>> Begin PROVIDED DATA

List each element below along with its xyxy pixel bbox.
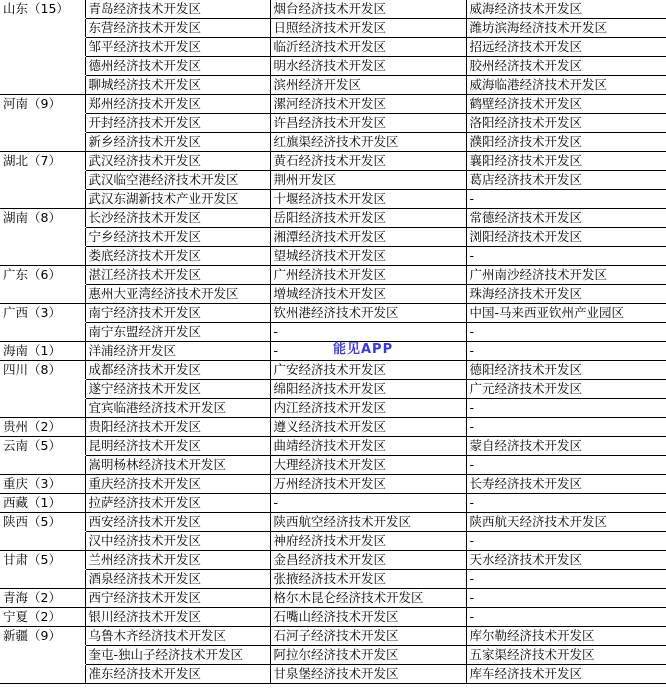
zone-cell: 万州经济技术开发区 <box>270 475 466 494</box>
zone-cell: 阿拉尔经济技术开发区 <box>270 646 466 665</box>
zone-cell: 西宁经济技术开发区 <box>85 589 270 608</box>
zone-cell: 襄阳经济技术开发区 <box>466 152 666 171</box>
zone-cell: - <box>270 342 466 361</box>
table-row <box>0 76 666 95</box>
table-row <box>0 171 666 190</box>
table-row <box>0 38 666 57</box>
zone-cell: - <box>466 570 666 589</box>
zone-cell: - <box>466 247 666 266</box>
table-row <box>0 456 666 475</box>
province-cell: 湖北（7） <box>3 153 61 168</box>
province-cell <box>0 228 85 247</box>
zone-cell: - <box>466 456 666 475</box>
zone-cell: - <box>466 532 666 551</box>
zone-cell: 广安经济技术开发区 <box>270 361 466 380</box>
table-row <box>0 399 666 418</box>
zone-cell: - <box>466 418 666 437</box>
table-row <box>0 19 666 38</box>
zone-cell: 甘泉堡经济技术开发区 <box>270 665 466 684</box>
zone-cell: 南宁经济技术开发区 <box>85 304 270 323</box>
table-row <box>0 437 666 456</box>
zone-cell: 许昌经济技术开发区 <box>270 114 466 133</box>
zone-cell: 新乡经济技术开发区 <box>85 133 270 152</box>
zone-cell: 湘潭经济技术开发区 <box>270 228 466 247</box>
zone-cell: 德阳经济技术开发区 <box>466 361 666 380</box>
table-row <box>0 266 666 285</box>
zone-cell: 湛江经济技术开发区 <box>85 266 270 285</box>
zone-cell: 嵩明杨林经济技术开发区 <box>85 456 270 475</box>
zone-cell: 兰州经济技术开发区 <box>85 551 270 570</box>
zone-cell: 天水经济技术开发区 <box>466 551 666 570</box>
zone-cell: 内江经济技术开发区 <box>270 399 466 418</box>
zone-cell: 威海经济技术开发区 <box>466 0 666 19</box>
province-cell: 新疆（9） <box>3 628 61 643</box>
table-row <box>0 570 666 589</box>
table-row <box>0 361 666 380</box>
province-cell <box>0 399 85 418</box>
zone-cell: 石嘴山经济技术开发区 <box>270 608 466 627</box>
zone-cell: 广州南沙经济技术开发区 <box>466 266 666 285</box>
province-cell: 西藏（1） <box>0 494 85 513</box>
table-row <box>0 646 666 665</box>
zone-cell: 黄石经济技术开发区 <box>270 152 466 171</box>
zone-cell: 奎屯-独山子经济技术开发区 <box>85 646 270 665</box>
table-row <box>0 665 666 684</box>
province-cell <box>0 171 85 190</box>
province-cell <box>0 247 85 266</box>
zone-cell: - <box>270 494 466 513</box>
zone-cell: 银川经济技术开发区 <box>85 608 270 627</box>
zone-cell: 宁乡经济技术开发区 <box>85 228 270 247</box>
zone-cell: 南宁东盟经济开发区 <box>85 323 270 342</box>
zone-cell: 葛店经济技术开发区 <box>466 171 666 190</box>
zone-cell: 鹤壁经济技术开发区 <box>466 95 666 114</box>
table-row <box>0 152 666 171</box>
zone-cell: 金昌经济技术开发区 <box>270 551 466 570</box>
province-cell <box>0 323 85 342</box>
zone-cell: 遵义经济技术开发区 <box>270 418 466 437</box>
province-cell: 湖南（8） <box>3 210 61 225</box>
zone-cell: 广元经济技术开发区 <box>466 380 666 399</box>
zone-cell: 烟台经济技术开发区 <box>270 0 466 19</box>
table-row <box>0 57 666 76</box>
zone-cell: - <box>466 589 666 608</box>
zone-cell: 珠海经济技术开发区 <box>466 285 666 304</box>
zone-cell: 青岛经济技术开发区 <box>85 0 270 19</box>
zone-cell: 五家渠经济技术开发区 <box>466 646 666 665</box>
province-cell <box>0 114 85 133</box>
table-row <box>0 0 666 19</box>
zone-cell: 荆州开发区 <box>270 171 466 190</box>
zone-cell: 汉中经济技术开发区 <box>85 532 270 551</box>
zone-cell: - <box>466 323 666 342</box>
province-cell <box>0 456 85 475</box>
zone-cell: 漯河经济技术开发区 <box>270 95 466 114</box>
zone-cell: 库尔勒经济技术开发区 <box>466 627 666 646</box>
province-cell: 海南（1） <box>0 342 85 361</box>
zone-cell: 钦州港经济技术开发区 <box>270 304 466 323</box>
province-cell <box>0 19 85 38</box>
zone-cell: 中国-马来西亚钦州产业园区 <box>466 304 666 323</box>
zone-cell: 开封经济技术开发区 <box>85 114 270 133</box>
zone-cell: 望城经济技术开发区 <box>270 247 466 266</box>
zone-cell: 神府经济技术开发区 <box>270 532 466 551</box>
zone-cell: 广州经济技术开发区 <box>270 266 466 285</box>
zone-cell: 红旗渠经济技术开发区 <box>270 133 466 152</box>
zone-cell: 拉萨经济技术开发区 <box>85 494 270 513</box>
zone-cell: - <box>466 342 666 361</box>
zone-cell: 洋浦经济开发区 <box>85 342 270 361</box>
table-row <box>0 627 666 646</box>
province-cell: 甘肃（5） <box>3 552 61 567</box>
zone-cell: 增城经济技术开发区 <box>270 285 466 304</box>
zone-cell: 库车经济技术开发区 <box>466 665 666 684</box>
zone-cell: 绵阳经济技术开发区 <box>270 380 466 399</box>
zone-cell: 陕西航空经济技术开发区 <box>270 513 466 532</box>
province-cell <box>0 646 85 665</box>
zone-cell: 临沂经济技术开发区 <box>270 38 466 57</box>
zone-cell: 招远经济技术开发区 <box>466 38 666 57</box>
table-row <box>0 304 666 323</box>
table-row <box>0 133 666 152</box>
zone-cell: 威海临港经济技术开发区 <box>466 76 666 95</box>
table-row <box>0 608 666 627</box>
zone-cell: - <box>466 494 666 513</box>
zone-cell: 遂宁经济技术开发区 <box>85 380 270 399</box>
zone-cell: 贵阳经济技术开发区 <box>85 418 270 437</box>
zone-cell: 长沙经济技术开发区 <box>85 209 270 228</box>
zone-cell: 长寿经济技术开发区 <box>466 475 666 494</box>
zone-cell: 邹平经济技术开发区 <box>85 38 270 57</box>
table-row <box>0 532 666 551</box>
province-cell <box>0 532 85 551</box>
zone-cell: 成都经济技术开发区 <box>85 361 270 380</box>
province-cell <box>0 285 85 304</box>
zone-cell: 潍坊滨海经济技术开发区 <box>466 19 666 38</box>
province-cell <box>0 665 85 684</box>
zone-cell: 浏阳经济技术开发区 <box>466 228 666 247</box>
province-cell <box>0 190 85 209</box>
zone-cell: 洛阳经济技术开发区 <box>466 114 666 133</box>
province-cell: 云南（5） <box>3 438 61 453</box>
province-cell: 贵州（2） <box>0 418 85 437</box>
zone-cell: 十堰经济技术开发区 <box>270 190 466 209</box>
table-row <box>0 209 666 228</box>
zone-cell: 明水经济技术开发区 <box>270 57 466 76</box>
zone-cell: 西安经济技术开发区 <box>85 513 270 532</box>
watermark-text: 能见APP <box>333 342 394 357</box>
zone-cell: 日照经济技术开发区 <box>270 19 466 38</box>
zone-cell: 东营经济技术开发区 <box>85 19 270 38</box>
table-row <box>0 228 666 247</box>
zone-cell: 蒙自经济技术开发区 <box>466 437 666 456</box>
zone-cell: 郑州经济技术开发区 <box>85 95 270 114</box>
zone-cell: 重庆经济技术开发区 <box>85 475 270 494</box>
table-row <box>0 247 666 266</box>
province-cell: 广西（3） <box>3 305 61 320</box>
zone-cell: 乌鲁木齐经济技术开发区 <box>85 627 270 646</box>
province-cell <box>0 57 85 76</box>
zone-cell: 昆明经济技术开发区 <box>85 437 270 456</box>
province-cell <box>0 38 85 57</box>
province-cell: 陕西（5） <box>3 514 61 529</box>
zone-cell: 陕西航天经济技术开发区 <box>466 513 666 532</box>
zone-cell: 酒泉经济技术开发区 <box>85 570 270 589</box>
zone-cell: 惠州大亚湾经济技术开发区 <box>85 285 270 304</box>
province-cell: 四川（8） <box>3 362 61 377</box>
table-row <box>0 418 666 437</box>
province-cell <box>0 380 85 399</box>
zone-cell: 武汉东湖新技术产业开发区 <box>85 190 270 209</box>
zone-cell: 娄底经济技术开发区 <box>85 247 270 266</box>
table-row <box>0 589 666 608</box>
zone-cell: 宜宾临港经济技术开发区 <box>85 399 270 418</box>
table-row <box>0 114 666 133</box>
zone-cell: - <box>466 399 666 418</box>
zone-cell: 德州经济技术开发区 <box>85 57 270 76</box>
table-row <box>0 475 666 494</box>
zone-cell: 胶州经济技术开发区 <box>466 57 666 76</box>
province-cell: 广东（6） <box>3 267 61 282</box>
zone-cell: 常德经济技术开发区 <box>466 209 666 228</box>
table-row <box>0 190 666 209</box>
zone-cell: - <box>270 323 466 342</box>
province-cell: 宁夏（2） <box>0 608 85 627</box>
province-cell <box>0 133 85 152</box>
province-cell: 山东（15） <box>3 1 69 16</box>
zone-cell: 大理经济技术开发区 <box>270 456 466 475</box>
table-row <box>0 380 666 399</box>
province-cell <box>0 76 85 95</box>
zone-cell: 滨州经济开发区 <box>270 76 466 95</box>
province-cell: 河南（9） <box>3 96 61 111</box>
zone-cell: - <box>466 190 666 209</box>
province-cell: 重庆（3） <box>0 475 85 494</box>
zone-cell: 岳阳经济技术开发区 <box>270 209 466 228</box>
table-row <box>0 551 666 570</box>
zone-cell: 曲靖经济技术开发区 <box>270 437 466 456</box>
table-row <box>0 494 666 513</box>
table-row <box>0 95 666 114</box>
zone-cell: 武汉临空港经济技术开发区 <box>85 171 270 190</box>
zone-cell: 石河子经济技术开发区 <box>270 627 466 646</box>
zone-cell: 聊城经济技术开发区 <box>85 76 270 95</box>
province-cell: 青海（2） <box>0 589 85 608</box>
province-cell <box>0 570 85 589</box>
zone-cell: 张掖经济技术开发区 <box>270 570 466 589</box>
table-row <box>0 285 666 304</box>
zone-cell: 武汉经济技术开发区 <box>85 152 270 171</box>
zone-cell: 濮阳经济技术开发区 <box>466 133 666 152</box>
zone-cell: 准东经济技术开发区 <box>85 665 270 684</box>
zone-cell: 格尔木昆仑经济技术开发区 <box>270 589 466 608</box>
table-row <box>0 513 666 532</box>
zone-cell: - <box>466 608 666 627</box>
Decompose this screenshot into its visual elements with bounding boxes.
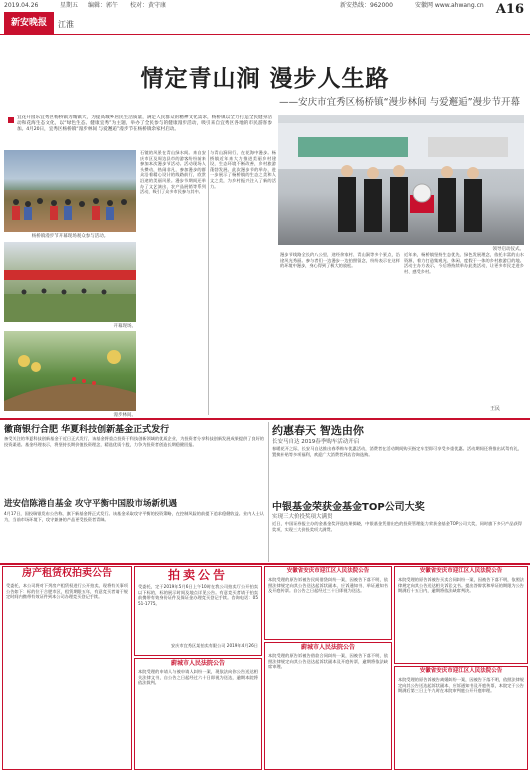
lead-marker-icon — [8, 117, 14, 123]
newspaper-logo: 新安晚报 — [4, 12, 54, 34]
header-rule — [0, 34, 530, 35]
byline: 王民 — [490, 406, 501, 412]
ad-yingjiang-court-2-title: 安徽省安庆市迎江区人民法院公告 — [395, 567, 527, 576]
article-column-2: 与青山涧同行，在花海中漫步。杨桥镇近年来大力推进美丽乡村建设，生态环境不断改善，乡村旅游蓬勃发展。此次漫步节的举办，进一步展示了杨桥镇的生态之美和人文之美，为乡村振兴注入了新的活力。 — [210, 150, 276, 189]
lead-paragraph: 宜花开园乐宜秀区杨桥镇为城镇大，为提高城乡居民生活质量，满足人民群众的精神文化需求，杨桥镇以全力打造全民健身活动和花海生态文化，以“绿色生态、健康宜秀”为主题，举办了全民参与的健康漫步活动，吸引来自宜秀区各地的市民游客参加。4月20日，宜秀区杨桥镇“漫步林间 与爱邂逅”漫步节在杨桥镇余家村启动。 — [17, 115, 272, 132]
section-name: 江淮 — [58, 20, 74, 29]
ad-court-1 — [134, 658, 262, 770]
ad-yingjiang-court-2-body: 本院受理的原告诉被告买卖合同纠纷一案，因被告下落不明，依照法律规定向其公告送达相关诉讼文书。提出答辩状和举证的期限为公告期满后十五日内，逾期将依法缺席判决。 — [398, 577, 524, 594]
story-title-huaxia: 徽商银行合肥 华夏科技创新基金正式发行 — [4, 425, 170, 435]
proof: 校对：黄守康 — [130, 2, 167, 9]
story-body-fund: 4月17日，国投瑞银发布公告称，旗下新基金将正式发行。该基金采取攻守平衡的投资策略，在控制风险的前提下追求稳健收益。业内人士认为，当前市场环境下，攻守兼备的产品更受投资者青睐。 — [4, 511, 264, 522]
section-rule — [0, 418, 530, 420]
ad-court-1-body: 本院受理的申请人与被申请人纠纷一案，现依法向你公告送达相关法律文书，自公告之日起经过六十日即视为送达，逾期本院将依法裁判。 — [138, 669, 258, 686]
story-body-bocgi: 近日，中国证券报主办的金基金奖评选结果揭晓，中银基金凭借出色的投资管理能力荣获金基金TOP公司大奖，同时旗下多只产品获得奖项，实现三大价投奖项大满贯。 — [272, 521, 522, 532]
ad-yingjiang-court-1 — [264, 566, 392, 640]
story-title-mazda: 约惠春天 智选由你 — [272, 424, 364, 437]
ad-yingjiang-court-2 — [394, 566, 528, 664]
ad-court-2 — [264, 642, 392, 770]
hotline: 新安热线：962000 — [340, 2, 393, 9]
date: 2019.04.26 — [4, 2, 39, 9]
ad-yingjiang-court-3-body: 本院受理的原告诉被告离婚纠纷一案，因被告下落不明，依照法律规定向其公告送达起诉状副本、应诉通知书及开庭传票，本院定于公告期满后第三日上午九时在本院审判庭公开开庭审理。 — [398, 677, 524, 694]
ad-auction — [134, 566, 262, 656]
ads-rule — [0, 563, 530, 565]
photo-opening — [4, 242, 136, 322]
weekday: 星期五 — [60, 2, 79, 9]
ad-lease-auction-body: 受委托，本公司将对下列房产租赁权进行公开拍卖，现将有关事项公告如下：标的位于合肥市区，租赁期限五年，有意竞买者请于规定时间内携带有效证件到本公司办理竞买登记手续。 — [6, 583, 128, 600]
ad-auction-title: 拍卖公告 — [135, 567, 261, 583]
ad-court-1-title: 蔚城市人民法院公告 — [135, 659, 261, 668]
page-number: A16 — [495, 2, 524, 17]
ad-yingjiang-court-1-title: 安徽省安庆市迎江区人民法院公告 — [265, 567, 391, 576]
photo-ceremony — [278, 115, 524, 245]
ad-court-2-title: 蔚城市人民法院公告 — [265, 643, 391, 652]
ad-court-2-body: 本院受理的原告诉被告借款合同纠纷一案，因被告下落不明，依照法律规定向其公告送达起诉状副本及开庭传票，逾期将依法缺席审理。 — [268, 653, 388, 670]
ad-lease-auction-title: 房产租赁权拍卖公告 — [3, 567, 131, 581]
photo-walk — [4, 331, 136, 411]
photo-walk-caption: 漫步林间。 — [113, 413, 136, 418]
article-column-3: 漫步节线路全长约八公里，途经余家村、青山涧等多个景点，沿途风光秀丽。参与者们一边漫步一边拍照留念，纷纷表示在这样的环境中漫步，身心得到了极大的放松。 — [280, 252, 400, 269]
story-body-mazda: 春暖花开之际，长安马自达推出春季购车优惠活动，消费者在活动期间购买指定车型即可享受多重优惠。活动期间还将推出试驾有礼、置换补贴等多项福利，欢迎广大消费者到店咨询选购。 — [272, 446, 522, 457]
ad-auction-body: 受委托，定于2019年5月6日上午10时在我公司拍卖厅公开拍卖以下标的，标的展示时间及地点详见公告。有意竞买者请于拍卖前携带有效身份证件及保证金办理竞买登记手续。咨询电话：0551-1775。 — [138, 584, 258, 606]
site: 安徽网 www.ahwang.cn — [415, 2, 484, 9]
story-title-bocgi: 中银基金荣获金基金TOP公司大奖 — [272, 502, 425, 513]
column-divider — [208, 150, 209, 415]
column-divider-mid — [268, 422, 269, 562]
story-body-huaxia: 备受关注的华夏科技创新基金于近日正式发行，该基金将重点投资于科技创新领域的优质企业，为投资者分享科技创新发展成果提供了良好的投资渠道。基金经理表示，将坚持长期价值投资理念，精选优质个股，力争为投资者创造长期稳健回报。 — [4, 436, 264, 447]
ad-yingjiang-court-3 — [394, 666, 528, 770]
story-kicker-bocgi: 实现三大价投奖项大满贯 — [272, 514, 333, 520]
ad-auction-footer: 安庆市宜秀区某拍卖有限公司 2019年4月26日 — [171, 643, 258, 648]
photo-crowd — [4, 150, 136, 232]
editor: 编辑：郭午 — [88, 2, 119, 9]
main-subhead: ——安庆市宜秀区杨桥镇“漫步林间 与爱邂逅”漫步节开幕 — [279, 97, 520, 108]
ad-yingjiang-court-3-title: 安徽省安庆市迎江区人民法院公告 — [395, 667, 527, 676]
photo-ceremony-caption: 领导启动仪式。 — [492, 247, 524, 252]
article-column-1: 石镜的风景在青山绿水间。来自安庆市区及周边县市的游客纷纷前来参加本次漫步节活动。活动现场人头攒动，热闹非凡，参加漫步的群众沿着精心设计的线路前行，欣赏沿途的美丽风景。漫步节期间还举办了文艺演出、农产品展销等系列活动，吸引了众多市民参与其中。 — [140, 150, 206, 195]
ad-lease-auction — [2, 566, 132, 770]
story-title-fund: 进安信陈港自基金 攻守平衡中国股市场新机遇 — [4, 499, 177, 509]
story-kicker-mazda: 长安马自达 2019春季购车活动开启 — [272, 439, 360, 445]
main-headline: 情定青山涧 漫步人生路 — [140, 66, 390, 92]
photo-opening-caption: 开幕现场。 — [113, 324, 136, 329]
page-header — [0, 0, 530, 12]
photo-crowd-caption: 杨桥镇漫步节开幕现场观众参与活动。 — [31, 234, 109, 239]
ad-yingjiang-court-1-body: 本院受理的原告诉被告民间借贷纠纷一案，因被告下落不明，依照法律规定向其公告送达起诉状副本、应诉通知书、举证通知书及开庭传票。自公告之日起经过三十日即视为送达。 — [268, 577, 388, 594]
article-column-4: 近年来，杨桥镇坚持生态优先、绿色发展理念，依托丰富的山水资源，着力打造集观光、休闲、度假于一体的乡村旅游目的地。活动主办方表示，今后将持续举办此类活动，让更多市民走进乡村、感受乡村。 — [404, 252, 524, 274]
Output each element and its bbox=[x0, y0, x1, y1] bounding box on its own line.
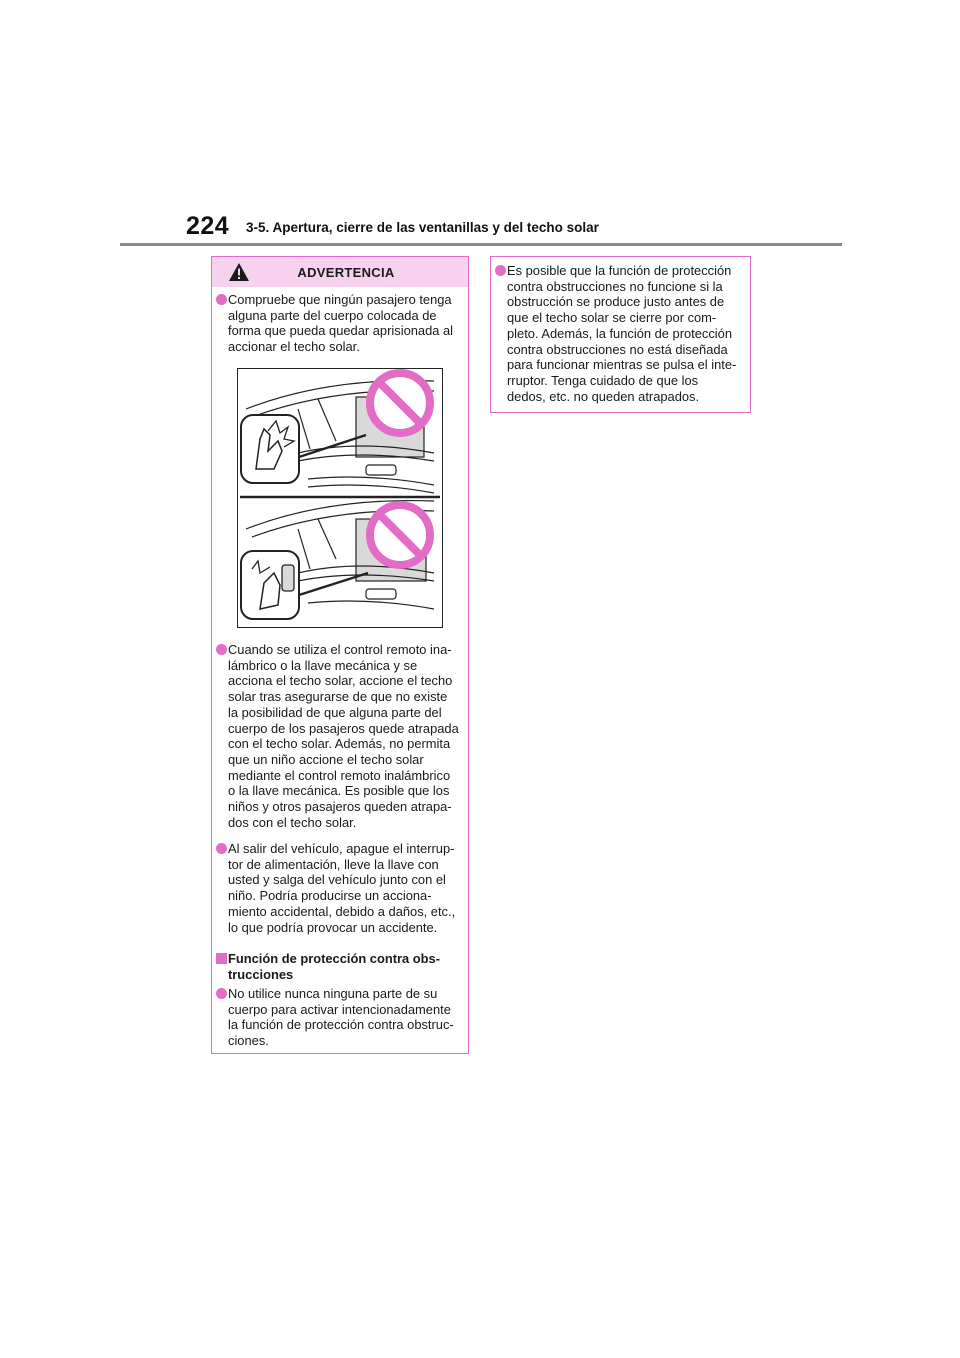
warning-item-4 bbox=[212, 986, 468, 1049]
bullet-icon bbox=[216, 843, 227, 854]
warning-item-3 bbox=[212, 841, 468, 935]
caution-item-1 bbox=[491, 263, 747, 404]
warning-item-2 bbox=[212, 642, 468, 830]
warning-item-1 bbox=[212, 292, 468, 355]
page-number: 224 bbox=[186, 212, 230, 240]
warning-triangle-icon bbox=[228, 262, 250, 282]
warning-header bbox=[212, 257, 468, 287]
warning-subheading bbox=[212, 951, 468, 982]
sunroof-illustration bbox=[237, 368, 443, 628]
page-header bbox=[0, 0, 960, 250]
warning-title: ADVERTENCIA bbox=[297, 264, 395, 280]
bullet-icon bbox=[216, 294, 227, 305]
header-rule bbox=[120, 243, 842, 246]
section-title: 3-5. Apertura, cierre de las ventanillas y del techo solar bbox=[246, 220, 599, 235]
sunroof-drawing bbox=[238, 369, 442, 627]
warning-item-text: Cuando se utiliza el control remoto ina- lámbrico o la llave mecánica y se acciona el techo solar, accione el techo solar tras asegurarse de que no existe la posibilidad de que alguna parte del cuerpo de los pasajeros quede atrapada con el techo solar. Además, no permita que un niño accione el techo solar mediante el control remoto inalámbrico o la llave mecánica. Es posible que los niños y otros pasajeros queden atrapa- dos con el techo solar. bbox=[228, 642, 459, 830]
subheading-text: Función de protección contra obs- trucciones bbox=[228, 951, 440, 982]
bullet-icon bbox=[495, 265, 506, 276]
warning-item-text: Compruebe que ningún pasajero tenga alguna parte del cuerpo colocada de forma que pueda quedar aprisionada al accionar el techo solar. bbox=[228, 292, 454, 355]
bullet-icon bbox=[216, 644, 227, 655]
caution-item-text: Es posible que la función de protección contra obstrucciones no funcione si la obstrucción se produce justo antes de que el techo solar se cierre por com- pleto. Además, la función de protección contra obstrucciones no está diseñada para funcionar mientras se pulsa el inte- rruptor. Tenga cuidado de que los dedos, etc. no queden atrapados. bbox=[507, 263, 737, 404]
bullet-icon bbox=[216, 988, 227, 999]
caution-box bbox=[490, 256, 751, 413]
warning-item-text: No utilice nunca ninguna parte de su cuerpo para activar intencionadamente la función de protección contra obstruc- ciones. bbox=[228, 986, 454, 1049]
prohibited-icon bbox=[370, 505, 430, 565]
warning-item-text: Al salir del vehículo, apague el interrup- tor de alimentación, lleve la llave con usted y salga del vehículo junto con el niño. Podría producirse un acciona- miento accidental, debido a daños, etc., lo que podría provocar un accidente. bbox=[228, 841, 456, 935]
square-bullet-icon bbox=[216, 953, 227, 964]
prohibited-icon bbox=[370, 373, 430, 433]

>> End PROVIDED DATA

* [PROBLEM DESCRIPTION]: From the records, copy out the lines unchanged, starting at the line that contains "lead-marker-icon — [8, 117, 14, 123]" and ending after the line that contains "150, 276, 189]".

* [OUTPUT FOR THIS TASK]:
lead-marker-icon — [8, 117, 14, 123]
newspaper-logo: 新安晚报 — [4, 12, 54, 34]
header-rule — [0, 34, 530, 35]
byline: 王民 — [490, 406, 501, 412]
ad-yingjiang-court-2-title: 安徽省安庆市迎江区人民法院公告 — [395, 567, 527, 576]
article-column-2: 与青山涧同行，在花海中漫步。杨桥镇近年来大力推进美丽乡村建设，生态环境不断改善，乡村旅游蓬勃发展。此次漫步节的举办，进一步展示了杨桥镇的生态之美和人文之美，为乡村振兴注入了新的活力。 — [210, 150, 276, 189]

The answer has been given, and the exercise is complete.